** WHAT TO DO **
Filter the entries and keep only the lines where the string "this" appears.

──────────

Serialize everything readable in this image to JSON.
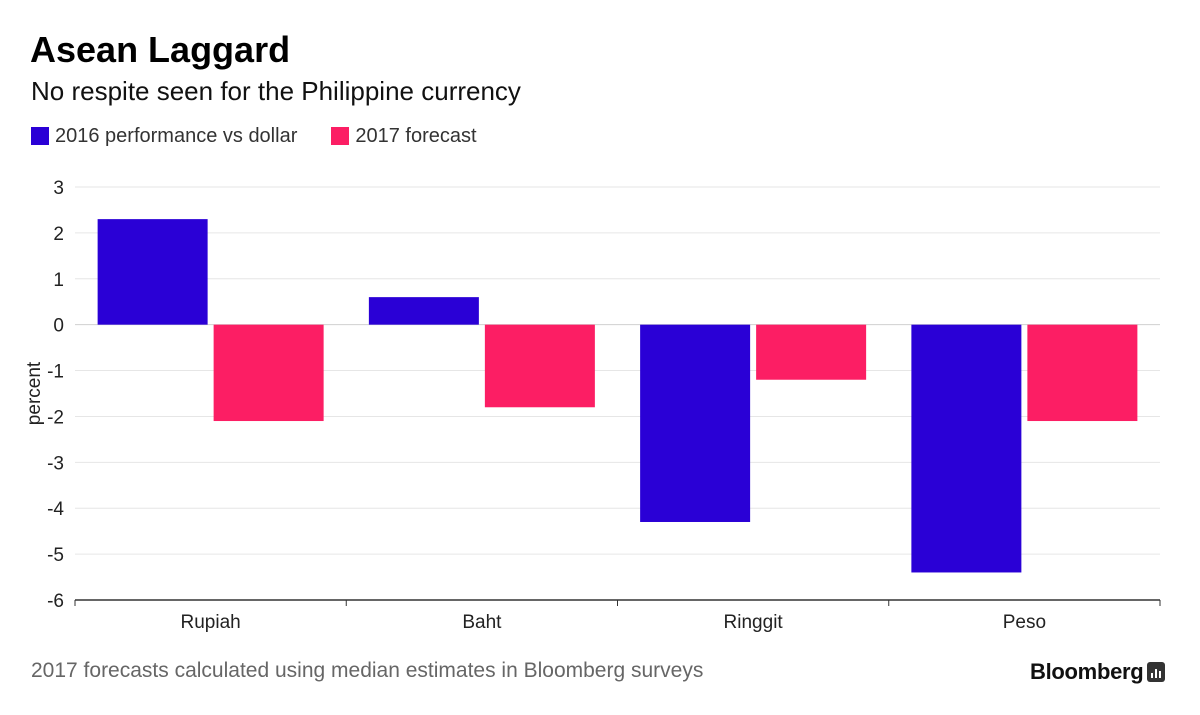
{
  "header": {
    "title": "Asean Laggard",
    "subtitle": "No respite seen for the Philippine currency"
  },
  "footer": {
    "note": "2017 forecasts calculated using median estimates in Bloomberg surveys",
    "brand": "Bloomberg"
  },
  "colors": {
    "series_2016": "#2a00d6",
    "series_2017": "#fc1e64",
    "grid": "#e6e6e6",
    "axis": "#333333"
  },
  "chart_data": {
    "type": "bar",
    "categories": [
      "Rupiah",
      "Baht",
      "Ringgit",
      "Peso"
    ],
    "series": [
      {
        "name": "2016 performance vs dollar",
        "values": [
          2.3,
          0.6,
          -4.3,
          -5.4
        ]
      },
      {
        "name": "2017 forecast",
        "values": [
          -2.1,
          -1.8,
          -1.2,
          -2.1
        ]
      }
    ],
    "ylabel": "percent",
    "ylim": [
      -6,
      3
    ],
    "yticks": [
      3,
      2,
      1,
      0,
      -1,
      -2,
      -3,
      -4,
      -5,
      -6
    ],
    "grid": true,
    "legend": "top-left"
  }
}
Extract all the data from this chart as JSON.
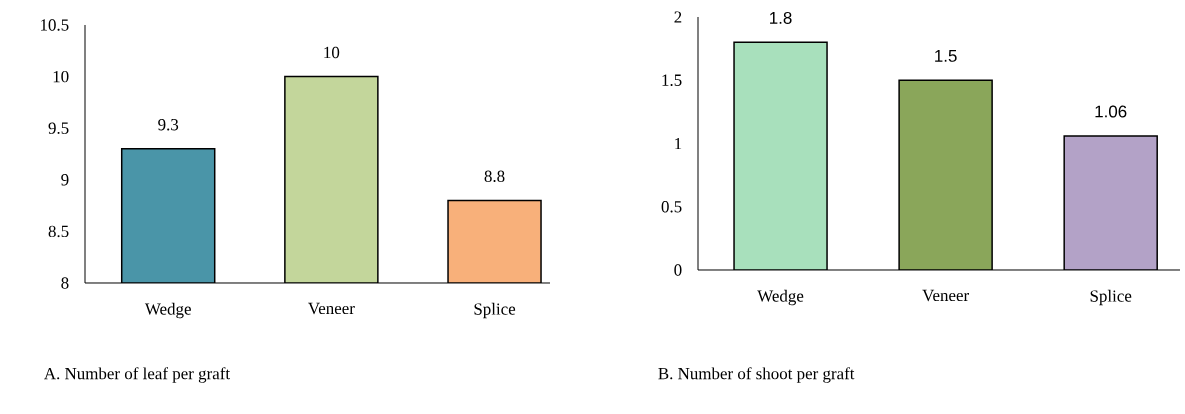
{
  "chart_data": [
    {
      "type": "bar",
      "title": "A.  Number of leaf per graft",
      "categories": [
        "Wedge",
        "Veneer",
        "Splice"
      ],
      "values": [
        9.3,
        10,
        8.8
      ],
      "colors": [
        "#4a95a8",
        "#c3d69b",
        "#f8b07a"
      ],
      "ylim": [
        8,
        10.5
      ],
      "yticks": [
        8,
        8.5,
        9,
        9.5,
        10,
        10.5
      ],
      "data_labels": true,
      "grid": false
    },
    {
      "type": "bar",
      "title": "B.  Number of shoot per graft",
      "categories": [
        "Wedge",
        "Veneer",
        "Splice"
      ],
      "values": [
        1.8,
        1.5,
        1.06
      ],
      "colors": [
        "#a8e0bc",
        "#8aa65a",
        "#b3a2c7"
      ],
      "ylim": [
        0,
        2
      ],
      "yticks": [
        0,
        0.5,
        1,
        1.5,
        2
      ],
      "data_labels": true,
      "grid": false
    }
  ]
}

──────────

** OUTPUT BELOW **
Serialize everything readable in this image to JSON.
Extract all the data from this chart as JSON.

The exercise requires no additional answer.